AIM:
Copy out all the lines exactly. Omit pictures.
--- start of WORKING DATA ---
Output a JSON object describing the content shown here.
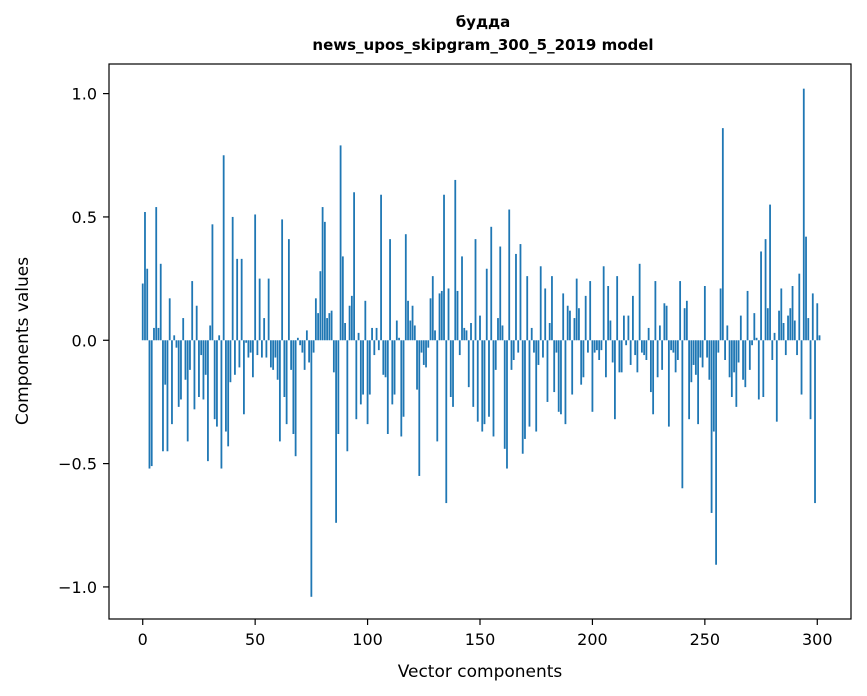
{
  "chart_data": {
    "type": "bar",
    "title": "будда",
    "subtitle": "news_upos_skipgram_300_5_2019 model",
    "xlabel": "Vector components",
    "ylabel": "Components values",
    "xlim": [
      -15,
      315
    ],
    "ylim": [
      -1.13,
      1.12
    ],
    "xticks": [
      0,
      50,
      100,
      150,
      200,
      250,
      300
    ],
    "xtick_labels": [
      "0",
      "50",
      "100",
      "150",
      "200",
      "250",
      "300"
    ],
    "yticks": [
      -1.0,
      -0.5,
      0.0,
      0.5,
      1.0
    ],
    "ytick_labels": [
      "−1.0",
      "−0.5",
      "0.0",
      "0.5",
      "1.0"
    ],
    "grid": false,
    "legend": "none",
    "bar_color": "#1f77b4",
    "series": [
      {
        "values": [
          0.23,
          0.52,
          0.29,
          -0.52,
          -0.51,
          0.05,
          0.54,
          0.05,
          0.31,
          -0.45,
          -0.18,
          -0.45,
          0.17,
          -0.34,
          0.02,
          -0.03,
          -0.27,
          -0.24,
          0.09,
          -0.16,
          -0.41,
          -0.12,
          0.24,
          -0.28,
          0.14,
          -0.23,
          -0.06,
          -0.24,
          -0.14,
          -0.49,
          0.06,
          0.47,
          -0.32,
          -0.35,
          0.02,
          -0.52,
          0.75,
          -0.37,
          -0.43,
          -0.17,
          0.5,
          -0.14,
          0.33,
          -0.11,
          0.33,
          -0.3,
          -0.01,
          -0.07,
          -0.05,
          -0.15,
          0.51,
          -0.06,
          0.25,
          -0.07,
          0.09,
          -0.07,
          0.25,
          -0.11,
          -0.12,
          -0.07,
          -0.16,
          -0.41,
          0.49,
          -0.23,
          -0.34,
          0.41,
          -0.12,
          -0.38,
          -0.47,
          0.01,
          -0.02,
          -0.05,
          -0.12,
          0.04,
          -0.09,
          -1.04,
          -0.05,
          0.17,
          0.11,
          0.28,
          0.54,
          0.48,
          0.09,
          0.11,
          0.12,
          -0.13,
          -0.74,
          -0.38,
          0.79,
          0.34,
          0.07,
          -0.45,
          0.14,
          0.18,
          0.6,
          -0.32,
          0.03,
          -0.26,
          -0.22,
          0.16,
          -0.34,
          -0.22,
          0.05,
          -0.06,
          0.05,
          -0.04,
          0.59,
          -0.14,
          -0.15,
          -0.38,
          0.41,
          -0.26,
          -0.22,
          0.08,
          0.01,
          -0.39,
          -0.31,
          0.43,
          0.16,
          0.08,
          0.14,
          0.06,
          -0.2,
          -0.55,
          -0.05,
          -0.1,
          -0.11,
          -0.03,
          0.17,
          0.26,
          0.04,
          -0.41,
          0.19,
          0.2,
          0.59,
          -0.66,
          0.21,
          -0.23,
          -0.27,
          0.65,
          0.2,
          -0.06,
          0.34,
          0.05,
          0.04,
          -0.19,
          0.07,
          -0.27,
          0.41,
          -0.33,
          0.1,
          -0.37,
          -0.34,
          0.29,
          -0.31,
          0.46,
          -0.39,
          -0.12,
          0.09,
          0.38,
          0.06,
          -0.44,
          -0.52,
          0.53,
          -0.12,
          -0.08,
          0.35,
          -0.05,
          0.39,
          -0.46,
          -0.4,
          0.26,
          -0.35,
          0.05,
          -0.05,
          -0.37,
          -0.1,
          0.3,
          -0.07,
          0.21,
          -0.25,
          0.07,
          0.26,
          -0.21,
          -0.05,
          -0.29,
          -0.3,
          0.19,
          -0.34,
          0.14,
          0.12,
          -0.22,
          0.09,
          0.25,
          0.13,
          -0.18,
          -0.15,
          0.18,
          -0.05,
          0.24,
          -0.29,
          -0.05,
          -0.04,
          -0.08,
          -0.04,
          0.3,
          -0.15,
          0.22,
          0.08,
          -0.09,
          -0.32,
          0.26,
          -0.13,
          -0.13,
          0.1,
          -0.02,
          0.1,
          -0.1,
          0.18,
          -0.06,
          -0.13,
          0.31,
          -0.05,
          -0.06,
          -0.08,
          0.05,
          -0.21,
          -0.3,
          0.24,
          -0.15,
          0.06,
          -0.12,
          0.15,
          0.14,
          -0.35,
          -0.04,
          -0.05,
          -0.13,
          -0.08,
          0.24,
          -0.6,
          0.13,
          0.16,
          -0.32,
          -0.17,
          -0.1,
          -0.14,
          -0.34,
          -0.07,
          -0.11,
          0.22,
          -0.07,
          -0.16,
          -0.7,
          -0.37,
          -0.91,
          -0.05,
          0.21,
          0.86,
          -0.08,
          0.06,
          -0.15,
          -0.23,
          -0.13,
          -0.27,
          -0.09,
          0.1,
          -0.16,
          -0.19,
          0.2,
          -0.12,
          -0.02,
          0.11,
          0.01,
          -0.24,
          0.36,
          -0.23,
          0.41,
          0.13,
          0.55,
          -0.08,
          0.03,
          -0.33,
          0.12,
          0.21,
          0.07,
          -0.06,
          0.1,
          0.13,
          0.22,
          0.08,
          -0.06,
          0.27,
          -0.22,
          1.02,
          0.42,
          0.09,
          -0.32,
          0.19,
          -0.66,
          0.15,
          0.02
        ]
      }
    ]
  }
}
--- end of WORKING DATA ---
FINISHED ANSWER:
Output a JSON object describing the content shown here.
{
  "chart_data": {
    "type": "bar",
    "title": "будда",
    "subtitle": "news_upos_skipgram_300_5_2019 model",
    "xlabel": "Vector components",
    "ylabel": "Components values",
    "xlim": [
      -15,
      315
    ],
    "ylim": [
      -1.13,
      1.12
    ],
    "xticks": [
      0,
      50,
      100,
      150,
      200,
      250,
      300
    ],
    "xtick_labels": [
      "0",
      "50",
      "100",
      "150",
      "200",
      "250",
      "300"
    ],
    "yticks": [
      -1.0,
      -0.5,
      0.0,
      0.5,
      1.0
    ],
    "ytick_labels": [
      "−1.0",
      "−0.5",
      "0.0",
      "0.5",
      "1.0"
    ],
    "grid": false,
    "legend": "none",
    "bar_color": "#1f77b4",
    "series": [
      {
        "values": [
          0.23,
          0.52,
          0.29,
          -0.52,
          -0.51,
          0.05,
          0.54,
          0.05,
          0.31,
          -0.45,
          -0.18,
          -0.45,
          0.17,
          -0.34,
          0.02,
          -0.03,
          -0.27,
          -0.24,
          0.09,
          -0.16,
          -0.41,
          -0.12,
          0.24,
          -0.28,
          0.14,
          -0.23,
          -0.06,
          -0.24,
          -0.14,
          -0.49,
          0.06,
          0.47,
          -0.32,
          -0.35,
          0.02,
          -0.52,
          0.75,
          -0.37,
          -0.43,
          -0.17,
          0.5,
          -0.14,
          0.33,
          -0.11,
          0.33,
          -0.3,
          -0.01,
          -0.07,
          -0.05,
          -0.15,
          0.51,
          -0.06,
          0.25,
          -0.07,
          0.09,
          -0.07,
          0.25,
          -0.11,
          -0.12,
          -0.07,
          -0.16,
          -0.41,
          0.49,
          -0.23,
          -0.34,
          0.41,
          -0.12,
          -0.38,
          -0.47,
          0.01,
          -0.02,
          -0.05,
          -0.12,
          0.04,
          -0.09,
          -1.04,
          -0.05,
          0.17,
          0.11,
          0.28,
          0.54,
          0.48,
          0.09,
          0.11,
          0.12,
          -0.13,
          -0.74,
          -0.38,
          0.79,
          0.34,
          0.07,
          -0.45,
          0.14,
          0.18,
          0.6,
          -0.32,
          0.03,
          -0.26,
          -0.22,
          0.16,
          -0.34,
          -0.22,
          0.05,
          -0.06,
          0.05,
          -0.04,
          0.59,
          -0.14,
          -0.15,
          -0.38,
          0.41,
          -0.26,
          -0.22,
          0.08,
          0.01,
          -0.39,
          -0.31,
          0.43,
          0.16,
          0.08,
          0.14,
          0.06,
          -0.2,
          -0.55,
          -0.05,
          -0.1,
          -0.11,
          -0.03,
          0.17,
          0.26,
          0.04,
          -0.41,
          0.19,
          0.2,
          0.59,
          -0.66,
          0.21,
          -0.23,
          -0.27,
          0.65,
          0.2,
          -0.06,
          0.34,
          0.05,
          0.04,
          -0.19,
          0.07,
          -0.27,
          0.41,
          -0.33,
          0.1,
          -0.37,
          -0.34,
          0.29,
          -0.31,
          0.46,
          -0.39,
          -0.12,
          0.09,
          0.38,
          0.06,
          -0.44,
          -0.52,
          0.53,
          -0.12,
          -0.08,
          0.35,
          -0.05,
          0.39,
          -0.46,
          -0.4,
          0.26,
          -0.35,
          0.05,
          -0.05,
          -0.37,
          -0.1,
          0.3,
          -0.07,
          0.21,
          -0.25,
          0.07,
          0.26,
          -0.21,
          -0.05,
          -0.29,
          -0.3,
          0.19,
          -0.34,
          0.14,
          0.12,
          -0.22,
          0.09,
          0.25,
          0.13,
          -0.18,
          -0.15,
          0.18,
          -0.05,
          0.24,
          -0.29,
          -0.05,
          -0.04,
          -0.08,
          -0.04,
          0.3,
          -0.15,
          0.22,
          0.08,
          -0.09,
          -0.32,
          0.26,
          -0.13,
          -0.13,
          0.1,
          -0.02,
          0.1,
          -0.1,
          0.18,
          -0.06,
          -0.13,
          0.31,
          -0.05,
          -0.06,
          -0.08,
          0.05,
          -0.21,
          -0.3,
          0.24,
          -0.15,
          0.06,
          -0.12,
          0.15,
          0.14,
          -0.35,
          -0.04,
          -0.05,
          -0.13,
          -0.08,
          0.24,
          -0.6,
          0.13,
          0.16,
          -0.32,
          -0.17,
          -0.1,
          -0.14,
          -0.34,
          -0.07,
          -0.11,
          0.22,
          -0.07,
          -0.16,
          -0.7,
          -0.37,
          -0.91,
          -0.05,
          0.21,
          0.86,
          -0.08,
          0.06,
          -0.15,
          -0.23,
          -0.13,
          -0.27,
          -0.09,
          0.1,
          -0.16,
          -0.19,
          0.2,
          -0.12,
          -0.02,
          0.11,
          0.01,
          -0.24,
          0.36,
          -0.23,
          0.41,
          0.13,
          0.55,
          -0.08,
          0.03,
          -0.33,
          0.12,
          0.21,
          0.07,
          -0.06,
          0.1,
          0.13,
          0.22,
          0.08,
          -0.06,
          0.27,
          -0.22,
          1.02,
          0.42,
          0.09,
          -0.32,
          0.19,
          -0.66,
          0.15,
          0.02
        ]
      }
    ]
  }
}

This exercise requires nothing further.